*Request*.
Transcribe the records below in full; pictures stay out of the copy.

*Material provided*.
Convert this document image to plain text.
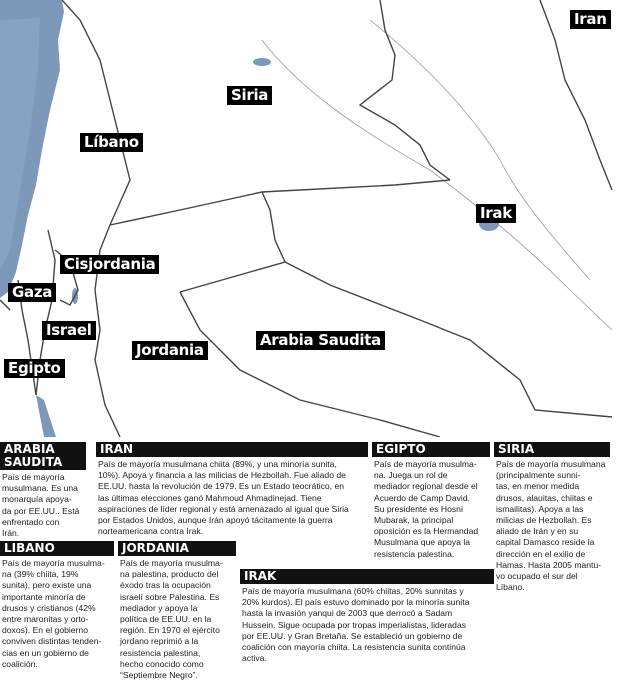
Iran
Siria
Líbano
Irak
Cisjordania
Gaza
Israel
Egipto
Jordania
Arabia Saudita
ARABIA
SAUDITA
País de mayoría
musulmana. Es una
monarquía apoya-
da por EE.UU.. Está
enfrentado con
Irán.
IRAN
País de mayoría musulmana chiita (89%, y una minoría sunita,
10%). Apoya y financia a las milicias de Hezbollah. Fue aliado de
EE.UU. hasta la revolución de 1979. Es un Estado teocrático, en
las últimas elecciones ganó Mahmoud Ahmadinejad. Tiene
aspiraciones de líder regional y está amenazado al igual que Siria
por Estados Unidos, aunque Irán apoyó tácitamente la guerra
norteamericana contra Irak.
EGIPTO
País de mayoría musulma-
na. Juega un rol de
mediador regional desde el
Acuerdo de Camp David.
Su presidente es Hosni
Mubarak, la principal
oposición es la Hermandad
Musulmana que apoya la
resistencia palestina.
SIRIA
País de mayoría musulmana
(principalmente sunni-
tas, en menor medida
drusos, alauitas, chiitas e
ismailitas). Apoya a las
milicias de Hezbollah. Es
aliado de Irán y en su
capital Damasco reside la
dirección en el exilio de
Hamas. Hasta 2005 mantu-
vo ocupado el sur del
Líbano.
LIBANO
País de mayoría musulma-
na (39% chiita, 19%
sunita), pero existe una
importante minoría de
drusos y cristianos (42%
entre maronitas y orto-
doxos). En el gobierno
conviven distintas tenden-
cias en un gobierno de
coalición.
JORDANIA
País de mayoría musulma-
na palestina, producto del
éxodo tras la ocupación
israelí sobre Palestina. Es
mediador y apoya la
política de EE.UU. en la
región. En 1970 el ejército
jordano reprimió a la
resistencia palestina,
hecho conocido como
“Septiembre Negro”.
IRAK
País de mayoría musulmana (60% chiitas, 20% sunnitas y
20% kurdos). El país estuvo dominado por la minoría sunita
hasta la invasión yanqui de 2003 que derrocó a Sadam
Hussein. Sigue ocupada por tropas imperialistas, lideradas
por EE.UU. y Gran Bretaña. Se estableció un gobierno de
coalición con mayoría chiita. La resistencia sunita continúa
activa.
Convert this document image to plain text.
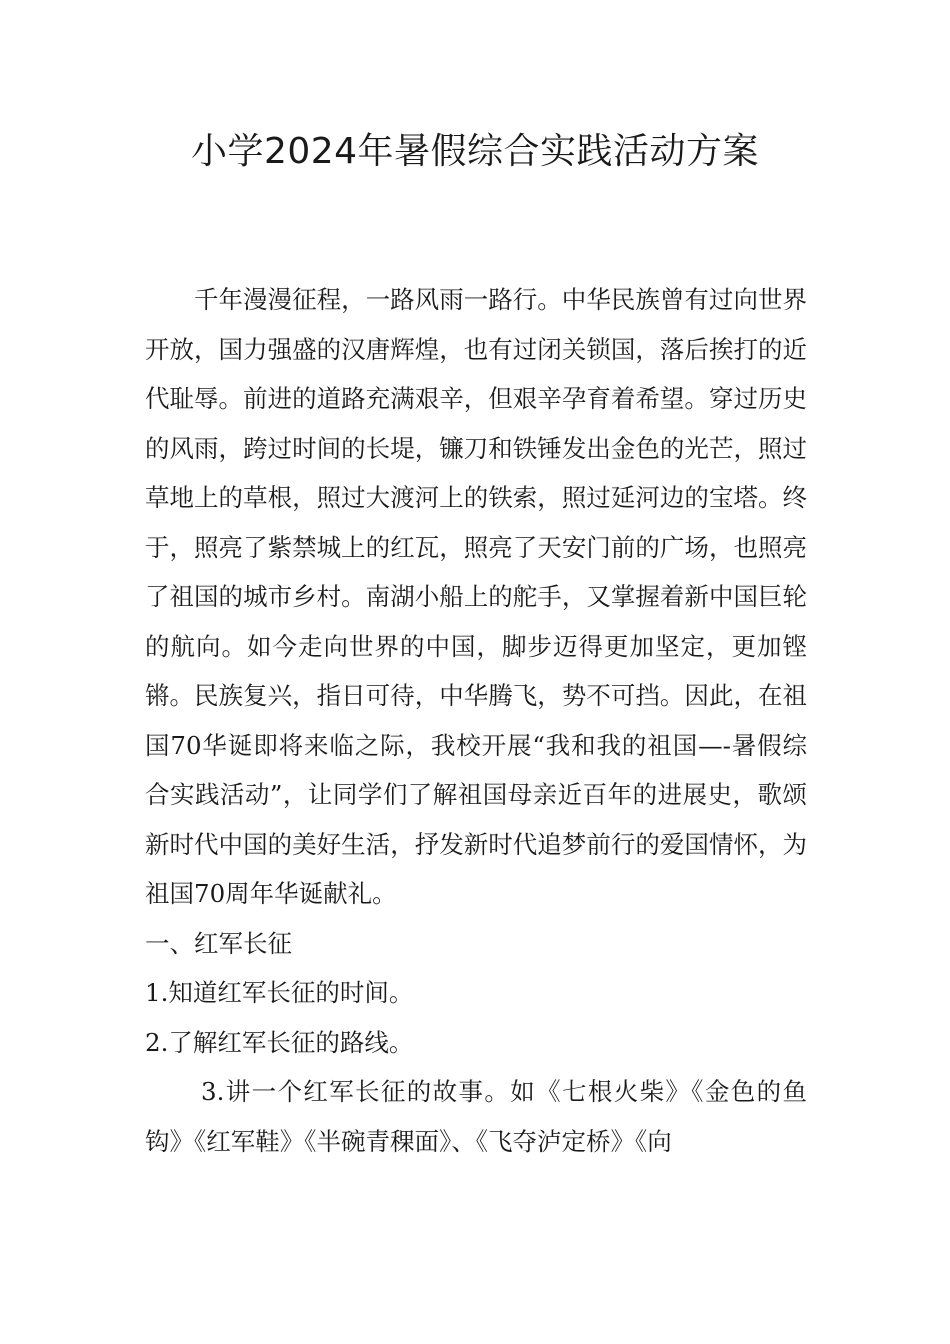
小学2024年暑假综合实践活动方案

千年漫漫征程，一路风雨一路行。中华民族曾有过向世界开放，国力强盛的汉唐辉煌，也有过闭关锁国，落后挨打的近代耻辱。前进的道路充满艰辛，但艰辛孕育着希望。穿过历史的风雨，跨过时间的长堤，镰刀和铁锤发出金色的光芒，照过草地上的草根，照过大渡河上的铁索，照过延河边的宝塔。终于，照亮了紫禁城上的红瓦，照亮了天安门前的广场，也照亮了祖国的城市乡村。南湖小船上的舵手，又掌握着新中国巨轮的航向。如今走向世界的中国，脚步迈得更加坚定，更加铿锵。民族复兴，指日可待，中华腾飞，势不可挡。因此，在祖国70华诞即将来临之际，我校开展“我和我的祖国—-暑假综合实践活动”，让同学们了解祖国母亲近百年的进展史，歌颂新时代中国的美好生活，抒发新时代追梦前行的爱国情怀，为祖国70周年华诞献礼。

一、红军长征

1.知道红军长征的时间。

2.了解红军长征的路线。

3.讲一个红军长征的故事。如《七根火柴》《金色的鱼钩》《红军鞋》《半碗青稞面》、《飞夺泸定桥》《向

*Finished task*.
Convert this document image to plain text.
Iran
Siria
Líbano
Irak
Cisjordania
Gaza
Israel
Egipto
Jordania
Arabia Saudita
ARABIA
SAUDITA
País de mayoría
musulmana. Es una
monarquía apoya-
da por EE.UU.. Está
enfrentado con
Irán.
IRAN
País de mayoría musulmana chiita (89%, y una minoría sunita,
10%). Apoya y financia a las milicias de Hezbollah. Fue aliado de
EE.UU. hasta la revolución de 1979. Es un Estado teocrático, en
las últimas elecciones ganó Mahmoud Ahmadinejad. Tiene
aspiraciones de líder regional y está amenazado al igual que Siria
por Estados Unidos, aunque Irán apoyó tácitamente la guerra
norteamericana contra Irak.
EGIPTO
País de mayoría musulma-
na. Juega un rol de
mediador regional desde el
Acuerdo de Camp David.
Su presidente es Hosni
Mubarak, la principal
oposición es la Hermandad
Musulmana que apoya la
resistencia palestina.
SIRIA
País de mayoría musulmana
(principalmente sunni-
tas, en menor medida
drusos, alauitas, chiitas e
ismailitas). Apoya a las
milicias de Hezbollah. Es
aliado de Irán y en su
capital Damasco reside la
dirección en el exilio de
Hamas. Hasta 2005 mantu-
vo ocupado el sur del
Líbano.
LIBANO
País de mayoría musulma-
na (39% chiita, 19%
sunita), pero existe una
importante minoría de
drusos y cristianos (42%
entre maronitas y orto-
doxos). En el gobierno
conviven distintas tenden-
cias en un gobierno de
coalición.
JORDANIA
País de mayoría musulma-
na palestina, producto del
éxodo tras la ocupación
israelí sobre Palestina. Es
mediador y apoya la
política de EE.UU. en la
región. En 1970 el ejército
jordano reprimió a la
resistencia palestina,
hecho conocido como
“Septiembre Negro”.
IRAK
País de mayoría musulmana (60% chiitas, 20% sunnitas y
20% kurdos). El país estuvo dominado por la minoría sunita
hasta la invasión yanqui de 2003 que derrocó a Sadam
Hussein. Sigue ocupada por tropas imperialistas, lideradas
por EE.UU. y Gran Bretaña. Se estableció un gobierno de
coalición con mayoría chiita. La resistencia sunita continúa
activa.
Convert this document image to plain text.
小学2024年暑假综合实践活动方案

千年漫漫征程，一路风雨一路行。中华民族曾有过向世界开放，国力强盛的汉唐辉煌，也有过闭关锁国，落后挨打的近代耻辱。前进的道路充满艰辛，但艰辛孕育着希望。穿过历史的风雨，跨过时间的长堤，镰刀和铁锤发出金色的光芒，照过草地上的草根，照过大渡河上的铁索，照过延河边的宝塔。终于，照亮了紫禁城上的红瓦，照亮了天安门前的广场，也照亮了祖国的城市乡村。南湖小船上的舵手，又掌握着新中国巨轮的航向。如今走向世界的中国，脚步迈得更加坚定，更加铿锵。民族复兴，指日可待，中华腾飞，势不可挡。因此，在祖国70华诞即将来临之际，我校开展“我和我的祖国—-暑假综合实践活动”，让同学们了解祖国母亲近百年的进展史，歌颂新时代中国的美好生活，抒发新时代追梦前行的爱国情怀，为祖国70周年华诞献礼。

一、红军长征

1.知道红军长征的时间。

2.了解红军长征的路线。

3.讲一个红军长征的故事。如《七根火柴》《金色的鱼钩》《红军鞋》《半碗青稞面》、《飞夺泸定桥》《向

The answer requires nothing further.